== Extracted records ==
========================

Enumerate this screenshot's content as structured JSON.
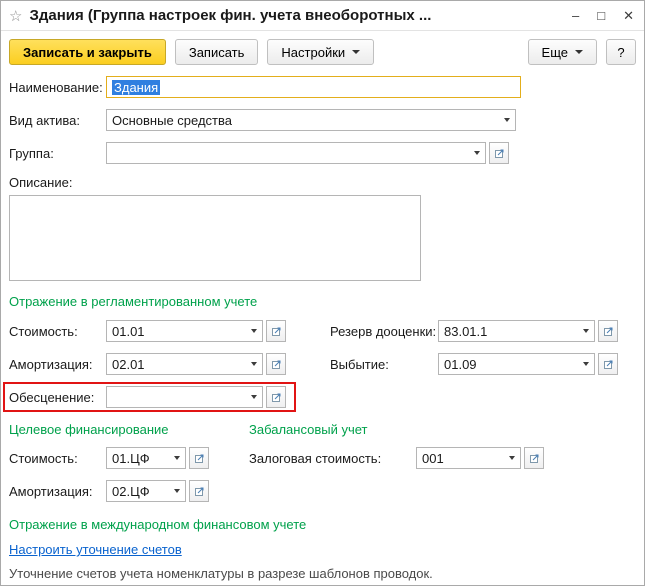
{
  "window": {
    "title": "Здания (Группа настроек фин. учета внеоборотных ...",
    "star": "☆",
    "minimize": "–",
    "maximize": "□",
    "close": "✕"
  },
  "toolbar": {
    "save_close": "Записать и закрыть",
    "save": "Записать",
    "settings": "Настройки",
    "more": "Еще",
    "help": "?"
  },
  "fields": {
    "name": {
      "label": "Наименование:",
      "value": "Здания"
    },
    "asset_type": {
      "label": "Вид актива:",
      "value": "Основные средства"
    },
    "group": {
      "label": "Группа:",
      "value": ""
    },
    "description": {
      "label": "Описание:",
      "value": ""
    }
  },
  "sections": {
    "regulated": {
      "header": "Отражение в регламентированном учете",
      "cost": {
        "label": "Стоимость:",
        "value": "01.01"
      },
      "revaluation_reserve": {
        "label": "Резерв дооценки:",
        "value": "83.01.1"
      },
      "depreciation": {
        "label": "Амортизация:",
        "value": "02.01"
      },
      "disposal": {
        "label": "Выбытие:",
        "value": "01.09"
      },
      "impairment": {
        "label": "Обесценение:",
        "value": ""
      }
    },
    "target_financing": {
      "header": "Целевое финансирование",
      "cost": {
        "label": "Стоимость:",
        "value": "01.ЦФ"
      },
      "depreciation": {
        "label": "Амортизация:",
        "value": "02.ЦФ"
      }
    },
    "off_balance": {
      "header": "Забалансовый учет",
      "pledge_cost": {
        "label": "Залоговая стоимость:",
        "value": "001"
      }
    },
    "international": {
      "header": "Отражение в международном финансовом учете",
      "link": "Настроить уточнение счетов",
      "note": "Уточнение счетов учета номенклатуры в разрезе шаблонов проводок."
    }
  },
  "colors": {
    "header_green": "#00a14b",
    "link_blue": "#0a63ce",
    "accent_yellow": "#ffd42e",
    "accent_yellow_border": "#c7a827",
    "focus_border": "#e3ae1b",
    "selection_blue": "#2f7fe0",
    "highlight_red": "#e11414",
    "field_border": "#b5b5b5",
    "button_border": "#c0c0c0"
  }
}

========================

== What is asked ==
Among the entries above, how many lines hold the word "Отражение"? Reply with only that number.

== Result for this exercise ==
2